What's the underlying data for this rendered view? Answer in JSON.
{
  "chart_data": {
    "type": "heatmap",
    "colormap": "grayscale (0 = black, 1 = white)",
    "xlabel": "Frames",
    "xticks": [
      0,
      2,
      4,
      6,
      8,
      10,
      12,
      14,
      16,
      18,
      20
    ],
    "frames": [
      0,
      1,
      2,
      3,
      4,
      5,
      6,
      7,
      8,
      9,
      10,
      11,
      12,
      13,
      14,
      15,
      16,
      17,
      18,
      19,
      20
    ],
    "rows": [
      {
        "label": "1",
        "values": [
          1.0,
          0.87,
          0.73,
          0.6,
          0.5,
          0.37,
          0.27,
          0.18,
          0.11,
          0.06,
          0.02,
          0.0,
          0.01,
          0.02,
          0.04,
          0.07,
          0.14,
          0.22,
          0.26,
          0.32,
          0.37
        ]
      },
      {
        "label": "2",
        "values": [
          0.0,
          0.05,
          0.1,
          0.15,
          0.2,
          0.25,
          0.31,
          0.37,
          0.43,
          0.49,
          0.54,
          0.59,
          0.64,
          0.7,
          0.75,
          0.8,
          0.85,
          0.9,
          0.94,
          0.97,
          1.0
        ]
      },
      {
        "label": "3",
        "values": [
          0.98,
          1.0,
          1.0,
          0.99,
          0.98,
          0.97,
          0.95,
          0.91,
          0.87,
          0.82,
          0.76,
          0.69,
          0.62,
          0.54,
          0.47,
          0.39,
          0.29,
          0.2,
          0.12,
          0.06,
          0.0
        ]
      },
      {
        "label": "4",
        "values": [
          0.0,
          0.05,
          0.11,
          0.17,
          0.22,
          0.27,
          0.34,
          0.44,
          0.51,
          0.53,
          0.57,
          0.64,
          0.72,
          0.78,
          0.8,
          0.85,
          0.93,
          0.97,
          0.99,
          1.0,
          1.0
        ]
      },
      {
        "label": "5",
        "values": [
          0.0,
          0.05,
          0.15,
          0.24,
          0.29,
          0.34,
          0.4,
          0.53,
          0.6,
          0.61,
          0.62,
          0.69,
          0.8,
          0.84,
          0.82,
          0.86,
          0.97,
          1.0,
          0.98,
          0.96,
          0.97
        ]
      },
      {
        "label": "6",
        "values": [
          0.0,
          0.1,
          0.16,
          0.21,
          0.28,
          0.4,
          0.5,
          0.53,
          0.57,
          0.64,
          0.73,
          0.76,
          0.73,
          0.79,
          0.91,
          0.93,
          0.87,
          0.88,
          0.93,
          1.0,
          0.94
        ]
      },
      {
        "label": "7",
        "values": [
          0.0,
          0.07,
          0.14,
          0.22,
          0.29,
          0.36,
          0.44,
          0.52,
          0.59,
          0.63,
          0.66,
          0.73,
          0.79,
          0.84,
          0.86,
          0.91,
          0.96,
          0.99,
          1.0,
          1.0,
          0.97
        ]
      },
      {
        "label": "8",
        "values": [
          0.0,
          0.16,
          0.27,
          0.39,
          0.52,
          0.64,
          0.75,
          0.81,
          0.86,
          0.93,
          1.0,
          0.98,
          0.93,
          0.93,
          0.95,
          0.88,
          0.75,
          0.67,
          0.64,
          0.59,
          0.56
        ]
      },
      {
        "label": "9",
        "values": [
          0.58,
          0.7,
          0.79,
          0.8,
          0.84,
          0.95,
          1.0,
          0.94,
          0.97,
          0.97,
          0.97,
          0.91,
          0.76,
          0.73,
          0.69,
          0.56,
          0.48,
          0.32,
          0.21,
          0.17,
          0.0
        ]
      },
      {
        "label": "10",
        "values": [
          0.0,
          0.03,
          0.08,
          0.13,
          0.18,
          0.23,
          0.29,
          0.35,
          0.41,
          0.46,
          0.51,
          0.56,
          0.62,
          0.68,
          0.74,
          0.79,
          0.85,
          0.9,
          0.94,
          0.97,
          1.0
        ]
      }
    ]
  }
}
◆ ◆ ◆
* **GIVEN REQUEST**
The records above are to be repeated exactly, in their entirety.

* **RESPONSE BELOW**
What's the underlying data for this rendered view? Answer in JSON.
{
  "chart_data": {
    "type": "heatmap",
    "colormap": "grayscale (0 = black, 1 = white)",
    "xlabel": "Frames",
    "xticks": [
      0,
      2,
      4,
      6,
      8,
      10,
      12,
      14,
      16,
      18,
      20
    ],
    "frames": [
      0,
      1,
      2,
      3,
      4,
      5,
      6,
      7,
      8,
      9,
      10,
      11,
      12,
      13,
      14,
      15,
      16,
      17,
      18,
      19,
      20
    ],
    "rows": [
      {
        "label": "1",
        "values": [
          1.0,
          0.87,
          0.73,
          0.6,
          0.5,
          0.37,
          0.27,
          0.18,
          0.11,
          0.06,
          0.02,
          0.0,
          0.01,
          0.02,
          0.04,
          0.07,
          0.14,
          0.22,
          0.26,
          0.32,
          0.37
        ]
      },
      {
        "label": "2",
        "values": [
          0.0,
          0.05,
          0.1,
          0.15,
          0.2,
          0.25,
          0.31,
          0.37,
          0.43,
          0.49,
          0.54,
          0.59,
          0.64,
          0.7,
          0.75,
          0.8,
          0.85,
          0.9,
          0.94,
          0.97,
          1.0
        ]
      },
      {
        "label": "3",
        "values": [
          0.98,
          1.0,
          1.0,
          0.99,
          0.98,
          0.97,
          0.95,
          0.91,
          0.87,
          0.82,
          0.76,
          0.69,
          0.62,
          0.54,
          0.47,
          0.39,
          0.29,
          0.2,
          0.12,
          0.06,
          0.0
        ]
      },
      {
        "label": "4",
        "values": [
          0.0,
          0.05,
          0.11,
          0.17,
          0.22,
          0.27,
          0.34,
          0.44,
          0.51,
          0.53,
          0.57,
          0.64,
          0.72,
          0.78,
          0.8,
          0.85,
          0.93,
          0.97,
          0.99,
          1.0,
          1.0
        ]
      },
      {
        "label": "5",
        "values": [
          0.0,
          0.05,
          0.15,
          0.24,
          0.29,
          0.34,
          0.4,
          0.53,
          0.6,
          0.61,
          0.62,
          0.69,
          0.8,
          0.84,
          0.82,
          0.86,
          0.97,
          1.0,
          0.98,
          0.96,
          0.97
        ]
      },
      {
        "label": "6",
        "values": [
          0.0,
          0.1,
          0.16,
          0.21,
          0.28,
          0.4,
          0.5,
          0.53,
          0.57,
          0.64,
          0.73,
          0.76,
          0.73,
          0.79,
          0.91,
          0.93,
          0.87,
          0.88,
          0.93,
          1.0,
          0.94
        ]
      },
      {
        "label": "7",
        "values": [
          0.0,
          0.07,
          0.14,
          0.22,
          0.29,
          0.36,
          0.44,
          0.52,
          0.59,
          0.63,
          0.66,
          0.73,
          0.79,
          0.84,
          0.86,
          0.91,
          0.96,
          0.99,
          1.0,
          1.0,
          0.97
        ]
      },
      {
        "label": "8",
        "values": [
          0.0,
          0.16,
          0.27,
          0.39,
          0.52,
          0.64,
          0.75,
          0.81,
          0.86,
          0.93,
          1.0,
          0.98,
          0.93,
          0.93,
          0.95,
          0.88,
          0.75,
          0.67,
          0.64,
          0.59,
          0.56
        ]
      },
      {
        "label": "9",
        "values": [
          0.58,
          0.7,
          0.79,
          0.8,
          0.84,
          0.95,
          1.0,
          0.94,
          0.97,
          0.97,
          0.97,
          0.91,
          0.76,
          0.73,
          0.69,
          0.56,
          0.48,
          0.32,
          0.21,
          0.17,
          0.0
        ]
      },
      {
        "label": "10",
        "values": [
          0.0,
          0.03,
          0.08,
          0.13,
          0.18,
          0.23,
          0.29,
          0.35,
          0.41,
          0.46,
          0.51,
          0.56,
          0.62,
          0.68,
          0.74,
          0.79,
          0.85,
          0.9,
          0.94,
          0.97,
          1.0
        ]
      }
    ]
  }
}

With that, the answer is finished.